Les Hauts de Hurle-vent x Emily Brontë

Depuis plusieurs années, j’avais envie de découvrir une œuvre mythique et dont la réputation n’est plus à faire : « Les Hauts de Hurle-vent » d’Emily Brontë. Unique roman de cette autrice morte de la tuberculose à l’âge de 28 ans, le récit nous transporte dans les landes anglaises au cœur d’une famille recluse et déchirée.

Petit résumé rapide pour ceux qui vivent comme les personnages de ce roman :  Papa Earnshaw revient de voyage avec un bien étrange cadeau. Dans sa valise se trouve un petit garçon abandonné prénommé Heathcliff (faut suivre car la généalogie n’est pas simple au départ). Ses enfants, Catherine et Hindley, habitués à être chouchoutés et jamais vraiment bousculés, vont avoir du mal à accepter ce curieux bambin, taciturne et orphelin. Alors que notre belle Catherine finira par se lier profondément d’amitié avec la pièce rapportée ; son frère, quant à lui, n’aura de cesse que de le tourmenter. Grandissant dans une ambiance pesante, venteuse et pleine de rancœur, nos 3 destins vont s’entremêler, se torturer et se venger. Des tourments destructeurs gâtant un tableau qui aurait pu être la vision d’une belle clairière ensoleillée.

**Consigne 1**
Selon le texte étudié, de quelle maladie Emily Brontë est-elle morte, et à quel âge ?
**Consigne 2**
Prolongez le texte étudié sur « Les Hauts de Hurle-vent » en reprenant juste après sa dernière phrase.

**Entrées affichées**
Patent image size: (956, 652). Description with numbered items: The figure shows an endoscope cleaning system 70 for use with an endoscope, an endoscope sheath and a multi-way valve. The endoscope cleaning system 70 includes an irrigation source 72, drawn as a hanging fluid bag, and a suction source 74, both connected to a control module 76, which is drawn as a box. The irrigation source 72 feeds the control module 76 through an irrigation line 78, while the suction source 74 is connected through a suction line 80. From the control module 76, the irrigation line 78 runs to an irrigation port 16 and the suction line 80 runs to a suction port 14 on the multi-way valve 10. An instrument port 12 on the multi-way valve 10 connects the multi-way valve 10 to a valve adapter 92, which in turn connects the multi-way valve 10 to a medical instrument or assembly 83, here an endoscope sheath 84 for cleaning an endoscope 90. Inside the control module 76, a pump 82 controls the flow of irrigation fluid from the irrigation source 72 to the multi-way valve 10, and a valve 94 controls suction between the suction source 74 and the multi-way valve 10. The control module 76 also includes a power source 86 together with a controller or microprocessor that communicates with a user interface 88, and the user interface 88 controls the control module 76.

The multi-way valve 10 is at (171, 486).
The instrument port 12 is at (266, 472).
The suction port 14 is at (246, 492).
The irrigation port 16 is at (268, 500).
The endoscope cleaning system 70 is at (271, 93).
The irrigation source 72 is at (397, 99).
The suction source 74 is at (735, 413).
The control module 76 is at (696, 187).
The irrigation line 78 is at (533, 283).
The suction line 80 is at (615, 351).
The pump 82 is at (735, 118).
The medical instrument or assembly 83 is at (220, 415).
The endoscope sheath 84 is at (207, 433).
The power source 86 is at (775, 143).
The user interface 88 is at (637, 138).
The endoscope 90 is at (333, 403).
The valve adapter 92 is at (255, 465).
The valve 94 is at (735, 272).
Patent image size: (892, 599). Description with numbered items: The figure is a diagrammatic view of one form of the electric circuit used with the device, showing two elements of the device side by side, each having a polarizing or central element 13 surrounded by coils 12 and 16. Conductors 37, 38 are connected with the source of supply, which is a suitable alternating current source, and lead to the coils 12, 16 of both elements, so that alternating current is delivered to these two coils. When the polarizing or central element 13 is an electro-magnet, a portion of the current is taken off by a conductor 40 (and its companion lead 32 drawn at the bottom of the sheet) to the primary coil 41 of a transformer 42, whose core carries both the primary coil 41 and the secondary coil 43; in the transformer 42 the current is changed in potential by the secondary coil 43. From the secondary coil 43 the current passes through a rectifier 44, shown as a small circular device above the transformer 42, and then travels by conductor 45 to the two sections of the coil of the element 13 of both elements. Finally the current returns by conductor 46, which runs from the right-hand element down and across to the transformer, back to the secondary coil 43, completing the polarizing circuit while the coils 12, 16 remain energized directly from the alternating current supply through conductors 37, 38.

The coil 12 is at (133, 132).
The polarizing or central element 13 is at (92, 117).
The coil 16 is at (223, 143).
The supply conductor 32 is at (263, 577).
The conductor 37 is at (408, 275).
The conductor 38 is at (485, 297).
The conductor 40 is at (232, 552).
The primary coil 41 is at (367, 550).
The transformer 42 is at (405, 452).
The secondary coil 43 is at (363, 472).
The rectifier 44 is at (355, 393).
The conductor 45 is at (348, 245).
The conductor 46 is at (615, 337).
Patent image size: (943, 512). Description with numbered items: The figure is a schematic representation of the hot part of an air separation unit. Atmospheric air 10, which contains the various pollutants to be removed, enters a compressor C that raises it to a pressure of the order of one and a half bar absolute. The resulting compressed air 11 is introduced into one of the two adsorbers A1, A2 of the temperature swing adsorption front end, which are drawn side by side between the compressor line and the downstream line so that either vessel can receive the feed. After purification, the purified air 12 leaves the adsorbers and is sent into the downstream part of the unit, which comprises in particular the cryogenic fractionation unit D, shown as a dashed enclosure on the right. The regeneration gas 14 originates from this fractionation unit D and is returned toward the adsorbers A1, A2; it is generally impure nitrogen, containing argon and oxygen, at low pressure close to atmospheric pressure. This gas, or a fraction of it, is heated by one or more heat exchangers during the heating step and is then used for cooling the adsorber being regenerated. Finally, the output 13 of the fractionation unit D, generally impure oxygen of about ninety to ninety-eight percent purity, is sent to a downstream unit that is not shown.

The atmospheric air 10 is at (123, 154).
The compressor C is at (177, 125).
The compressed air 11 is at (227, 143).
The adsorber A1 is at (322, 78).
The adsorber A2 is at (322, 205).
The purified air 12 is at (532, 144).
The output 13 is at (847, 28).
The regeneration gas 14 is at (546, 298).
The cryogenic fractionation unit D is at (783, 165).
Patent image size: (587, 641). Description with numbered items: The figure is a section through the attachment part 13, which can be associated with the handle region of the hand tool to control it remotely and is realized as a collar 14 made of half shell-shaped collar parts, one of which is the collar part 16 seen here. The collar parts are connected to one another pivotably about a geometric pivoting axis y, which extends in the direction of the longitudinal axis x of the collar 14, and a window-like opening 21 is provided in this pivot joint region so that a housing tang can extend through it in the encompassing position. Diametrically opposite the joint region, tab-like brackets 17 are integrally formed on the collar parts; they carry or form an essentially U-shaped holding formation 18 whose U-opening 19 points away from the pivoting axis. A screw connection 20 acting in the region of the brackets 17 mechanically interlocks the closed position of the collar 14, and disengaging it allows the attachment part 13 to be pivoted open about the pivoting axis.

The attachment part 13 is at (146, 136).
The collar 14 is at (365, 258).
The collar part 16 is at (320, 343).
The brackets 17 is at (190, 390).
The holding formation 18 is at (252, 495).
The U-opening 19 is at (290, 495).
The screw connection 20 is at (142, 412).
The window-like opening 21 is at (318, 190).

**Réponse finale 1**
Elle est morte de la tuberculose, à l'âge de 28 ans.

**Réponse finale 2**
Commençons par la chose qui m’a le plus marquée… Les personnages sont détestables à souhait. Les hommes sont pour la plupart méprisants, cruels ou lâches. Les femmes, hautaines et niaises. Et aucun ne se remet jamais en question. Finalement, seuls deux d’entre eux ont l’air d’avoir un tant soit peu de jugeotte. On a le sentiment qu’ils méritent vraiment ce qui leur arrive. Il est même parfois frustrant et énervant de constater à quel point les choix qui sont faits, sont quasiment toujours les mauvais.

De fait, j’ai beaucoup râlé en lisant ce livre (ce n’est pas toujours mauvais signe, ça prouve qu’il véhicule et procure des émotions). Je comprends pourquoi tant de gens l’ont apprécié et continuent de l’apprécier. On se retrouve dans un univers clos et froid. A la manière d’un polar de Sir. Arthur Conan Doyle, on est plongé dans un paysage marquant où on ne s’étonnerait pas de voir débarquer un gros chien noir aux yeux rouges. De plus, l’autrice ne s’embarrasse pas d’une pluralité de lieux, de détails inutiles, de considération d’époque ou de longues descriptions. Les sentiments de ses personnages sont véritables au centre du récit. Le reste n’est qu’habillage.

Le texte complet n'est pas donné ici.